# Information given

________________________

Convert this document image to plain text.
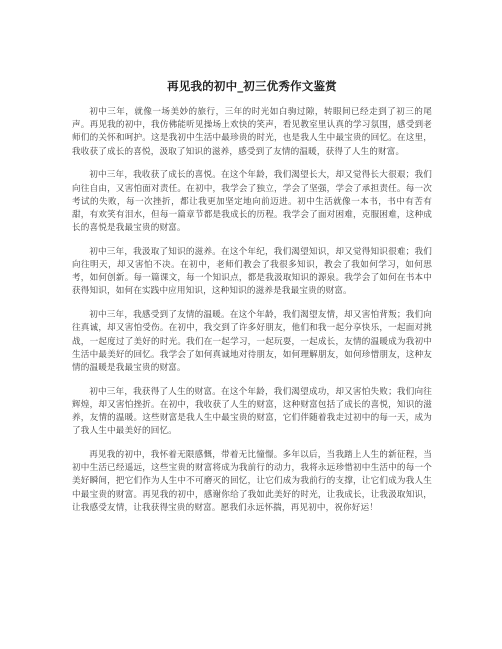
再见我的初中_初三优秀作文鉴赏

初中三年，就像一场美妙的旅行，三年的时光如白驹过隙，转眼间已经走到了初三的尾声。再见我的初中，我仿佛能听见操场上欢快的笑声，看见教室里认真的学习氛围，感受到老师们的关怀和呵护。这是我初中生活中最珍贵的时光，也是我人生中最宝贵的回忆。在这里，我收获了成长的喜悦，汲取了知识的滋养，感受到了友情的温暖，获得了人生的财富。

初中三年，我收获了成长的喜悦。在这个年龄，我们渴望长大，却又觉得长大很艰；我们向往自由，又害怕面对责任。在初中，我学会了独立，学会了坚强，学会了承担责任。每一次考试的失败，每一次挫折，都让我更加坚定地向前迈进。初中生活就像一本书，书中有苦有甜，有欢笑有泪水，但每一篇章节都是我成长的历程。我学会了面对困难，克服困难，这种成长的喜悦是我最宝贵的财富。

初中三年，我汲取了知识的滋养。在这个年纪，我们渴望知识，却又觉得知识很难；我们向往明天，却又害怕不决。在初中，老师们教会了我很多知识，教会了我如何学习，如何思考，如何创新。每一篇课文，每一个知识点，都是我汲取知识的源泉。我学会了如何在书本中获得知识，如何在实践中应用知识，这种知识的滋养是我最宝贵的财富。

初中三年，我感受到了友情的温暖。在这个年龄，我们渴望友情，却又害怕背叛；我们向往真诚，却又害怕受伤。在初中，我交到了许多好朋友，他们和我一起分享快乐，一起面对挑战，一起度过了美好的时光。我们在一起学习，一起玩耍，一起成长，友情的温暖成为我初中生活中最美好的回忆。我学会了如何真诚地对待朋友，如何理解朋友，如何珍惜朋友，这种友情的温暖是我最宝贵的财富。

初中三年，我获得了人生的财富。在这个年龄，我们渴望成功，却又害怕失败；我们向往辉煌，却又害怕挫折。在初中，我收获了人生的财富，这种财富包括了成长的喜悦，知识的滋养，友情的温暖。这些财富是我人生中最宝贵的财富，它们伴随着我走过初中的每一天，成为了我人生中最美好的回忆。

再见我的初中，我怀着无限感慨，带着无比憧憬。多年以后，当我踏上人生的新征程，当初中生活已经遥远，这些宝贵的财富将成为我前行的动力，我将永远珍惜初中生活中的每一个美好瞬间，把它们作为人生中不可磨灭的回忆，让它们成为我前行的支撑，让它们成为我人生中最宝贵的财富。再见我的初中，感谢你给了我如此美好的时光，让我成长，让我汲取知识，让我感受友情，让我获得宝贵的财富。愿我们永远怀揣，再见初中，祝你好运！
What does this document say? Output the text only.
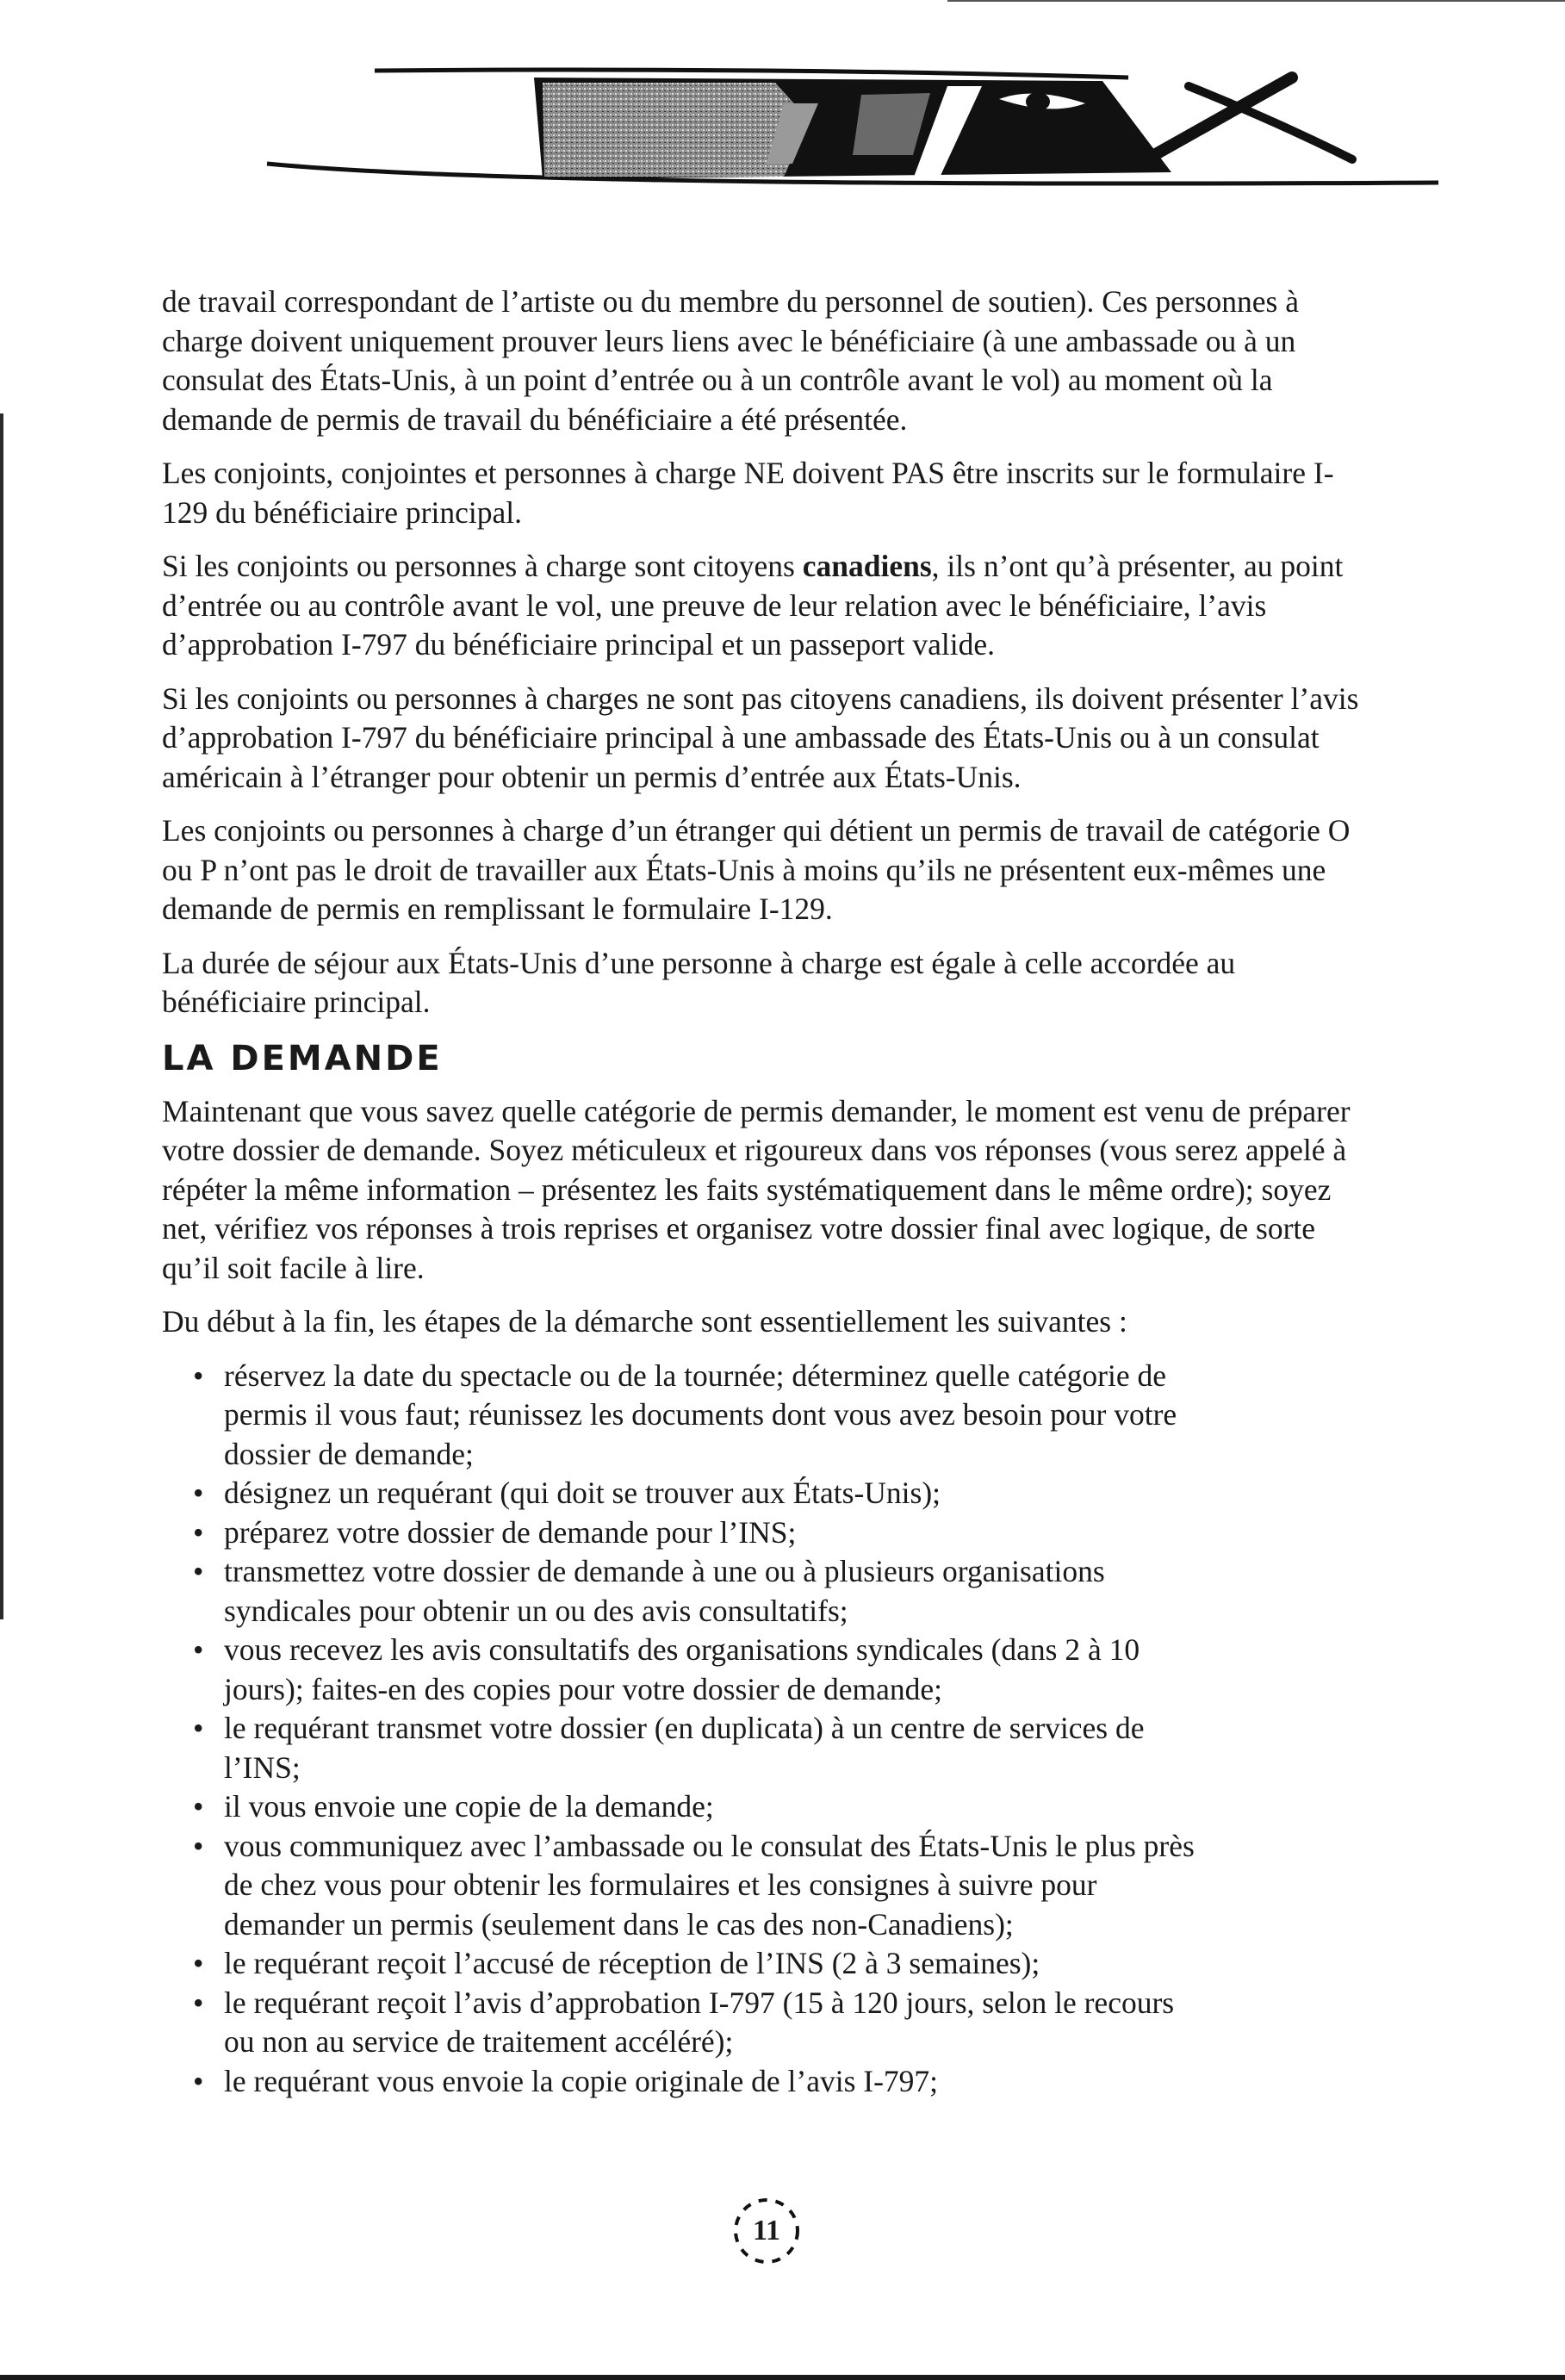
de travail correspondant de l’artiste ou du membre du personnel de soutien). Ces personnes à charge doivent uniquement prouver leurs liens avec le bénéficiaire (à une ambassade ou à un consulat des États-Unis, à un point d’entrée ou à un contrôle avant le vol) au moment où la demande de permis de travail du bénéficiaire a été présentée.

Les conjoints, conjointes et personnes à charge NE doivent PAS être inscrits sur le formulaire I-129 du bénéficiaire principal.

Si les conjoints ou personnes à charge sont citoyens canadiens, ils n’ont qu’à présenter, au point d’entrée ou au contrôle avant le vol, une preuve de leur relation avec le bénéficiaire, l’avis d’approbation I-797 du bénéficiaire principal et un passeport valide.

Si les conjoints ou personnes à charges ne sont pas citoyens canadiens, ils doivent présenter l’avis d’approbation I-797 du bénéficiaire principal à une ambassade des États-Unis ou à un consulat américain à l’étranger pour obtenir un permis d’entrée aux États-Unis.

Les conjoints ou personnes à charge d’un étranger qui détient un permis de travail de catégorie O ou P n’ont pas le droit de travailler aux États-Unis à moins qu’ils ne présentent eux-mêmes une demande de permis en remplissant le formulaire I-129.

La durée de séjour aux États-Unis d’une personne à charge est égale à celle accordée au bénéficiaire principal.

LA DEMANDE

Maintenant que vous savez quelle catégorie de permis demander, le moment est venu de préparer votre dossier de demande. Soyez méticuleux et rigoureux dans vos réponses (vous serez appelé à répéter la même information – présentez les faits systématiquement dans le même ordre); soyez net, vérifiez vos réponses à trois reprises et organisez votre dossier final avec logique, de sorte qu’il soit facile à lire.

Du début à la fin, les étapes de la démarche sont essentiellement les suivantes :

• réservez la date du spectacle ou de la tournée; déterminez quelle catégorie de permis il vous faut; réunissez les documents dont vous avez besoin pour votre dossier de demande;
• désignez un requérant (qui doit se trouver aux États-Unis);
• préparez votre dossier de demande pour l’INS;
• transmettez votre dossier de demande à une ou à plusieurs organisations syndicales pour obtenir un ou des avis consultatifs;
• vous recevez les avis consultatifs des organisations syndicales (dans 2 à 10 jours); faites-en des copies pour votre dossier de demande;
• le requérant transmet votre dossier (en duplicata) à un centre de services de l’INS;
• il vous envoie une copie de la demande;
• vous communiquez avec l’ambassade ou le consulat des États-Unis le plus près de chez vous pour obtenir les formulaires et les consignes à suivre pour demander un permis (seulement dans le cas des non-Canadiens);
• le requérant reçoit l’accusé de réception de l’INS (2 à 3 semaines);
• le requérant reçoit l’avis d’approbation I-797 (15 à 120 jours, selon le recours ou non au service de traitement accéléré);
• le requérant vous envoie la copie originale de l’avis I-797;
11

________________________

# What the task asks
Copy every line of the data exactly as written, excluding the pictures.

# Response to this task
Convert this document image to plain text.
再见我的初中_初三优秀作文鉴赏

初中三年，就像一场美妙的旅行，三年的时光如白驹过隙，转眼间已经走到了初三的尾声。再见我的初中，我仿佛能听见操场上欢快的笑声，看见教室里认真的学习氛围，感受到老师们的关怀和呵护。这是我初中生活中最珍贵的时光，也是我人生中最宝贵的回忆。在这里，我收获了成长的喜悦，汲取了知识的滋养，感受到了友情的温暖，获得了人生的财富。

初中三年，我收获了成长的喜悦。在这个年龄，我们渴望长大，却又觉得长大很艰；我们向往自由，又害怕面对责任。在初中，我学会了独立，学会了坚强，学会了承担责任。每一次考试的失败，每一次挫折，都让我更加坚定地向前迈进。初中生活就像一本书，书中有苦有甜，有欢笑有泪水，但每一篇章节都是我成长的历程。我学会了面对困难，克服困难，这种成长的喜悦是我最宝贵的财富。

初中三年，我汲取了知识的滋养。在这个年纪，我们渴望知识，却又觉得知识很难；我们向往明天，却又害怕不决。在初中，老师们教会了我很多知识，教会了我如何学习，如何思考，如何创新。每一篇课文，每一个知识点，都是我汲取知识的源泉。我学会了如何在书本中获得知识，如何在实践中应用知识，这种知识的滋养是我最宝贵的财富。

初中三年，我感受到了友情的温暖。在这个年龄，我们渴望友情，却又害怕背叛；我们向往真诚，却又害怕受伤。在初中，我交到了许多好朋友，他们和我一起分享快乐，一起面对挑战，一起度过了美好的时光。我们在一起学习，一起玩耍，一起成长，友情的温暖成为我初中生活中最美好的回忆。我学会了如何真诚地对待朋友，如何理解朋友，如何珍惜朋友，这种友情的温暖是我最宝贵的财富。

初中三年，我获得了人生的财富。在这个年龄，我们渴望成功，却又害怕失败；我们向往辉煌，却又害怕挫折。在初中，我收获了人生的财富，这种财富包括了成长的喜悦，知识的滋养，友情的温暖。这些财富是我人生中最宝贵的财富，它们伴随着我走过初中的每一天，成为了我人生中最美好的回忆。

再见我的初中，我怀着无限感慨，带着无比憧憬。多年以后，当我踏上人生的新征程，当初中生活已经遥远，这些宝贵的财富将成为我前行的动力，我将永远珍惜初中生活中的每一个美好瞬间，把它们作为人生中不可磨灭的回忆，让它们成为我前行的支撑，让它们成为我人生中最宝贵的财富。再见我的初中，感谢你给了我如此美好的时光，让我成长，让我汲取知识，让我感受友情，让我获得宝贵的财富。愿我们永远怀揣，再见初中，祝你好运！
What does this document say? Output the text only.
de travail correspondant de l’artiste ou du membre du personnel de soutien). Ces personnes à charge doivent uniquement prouver leurs liens avec le bénéficiaire (à une ambassade ou à un consulat des États-Unis, à un point d’entrée ou à un contrôle avant le vol) au moment où la demande de permis de travail du bénéficiaire a été présentée.

Les conjoints, conjointes et personnes à charge NE doivent PAS être inscrits sur le formulaire I-129 du bénéficiaire principal.

Si les conjoints ou personnes à charge sont citoyens canadiens, ils n’ont qu’à présenter, au point d’entrée ou au contrôle avant le vol, une preuve de leur relation avec le bénéficiaire, l’avis d’approbation I-797 du bénéficiaire principal et un passeport valide.

Si les conjoints ou personnes à charges ne sont pas citoyens canadiens, ils doivent présenter l’avis d’approbation I-797 du bénéficiaire principal à une ambassade des États-Unis ou à un consulat américain à l’étranger pour obtenir un permis d’entrée aux États-Unis.

Les conjoints ou personnes à charge d’un étranger qui détient un permis de travail de catégorie O ou P n’ont pas le droit de travailler aux États-Unis à moins qu’ils ne présentent eux-mêmes une demande de permis en remplissant le formulaire I-129.

La durée de séjour aux États-Unis d’une personne à charge est égale à celle accordée au bénéficiaire principal.

LA DEMANDE

Maintenant que vous savez quelle catégorie de permis demander, le moment est venu de préparer votre dossier de demande. Soyez méticuleux et rigoureux dans vos réponses (vous serez appelé à répéter la même information – présentez les faits systématiquement dans le même ordre); soyez net, vérifiez vos réponses à trois reprises et organisez votre dossier final avec logique, de sorte qu’il soit facile à lire.

Du début à la fin, les étapes de la démarche sont essentiellement les suivantes :

• réservez la date du spectacle ou de la tournée; déterminez quelle catégorie de permis il vous faut; réunissez les documents dont vous avez besoin pour votre dossier de demande;
• désignez un requérant (qui doit se trouver aux États-Unis);
• préparez votre dossier de demande pour l’INS;
• transmettez votre dossier de demande à une ou à plusieurs organisations syndicales pour obtenir un ou des avis consultatifs;
• vous recevez les avis consultatifs des organisations syndicales (dans 2 à 10 jours); faites-en des copies pour votre dossier de demande;
• le requérant transmet votre dossier (en duplicata) à un centre de services de l’INS;
• il vous envoie une copie de la demande;
• vous communiquez avec l’ambassade ou le consulat des États-Unis le plus près de chez vous pour obtenir les formulaires et les consignes à suivre pour demander un permis (seulement dans le cas des non-Canadiens);
• le requérant reçoit l’accusé de réception de l’INS (2 à 3 semaines);
• le requérant reçoit l’avis d’approbation I-797 (15 à 120 jours, selon le recours ou non au service de traitement accéléré);
• le requérant vous envoie la copie originale de l’avis I-797;
11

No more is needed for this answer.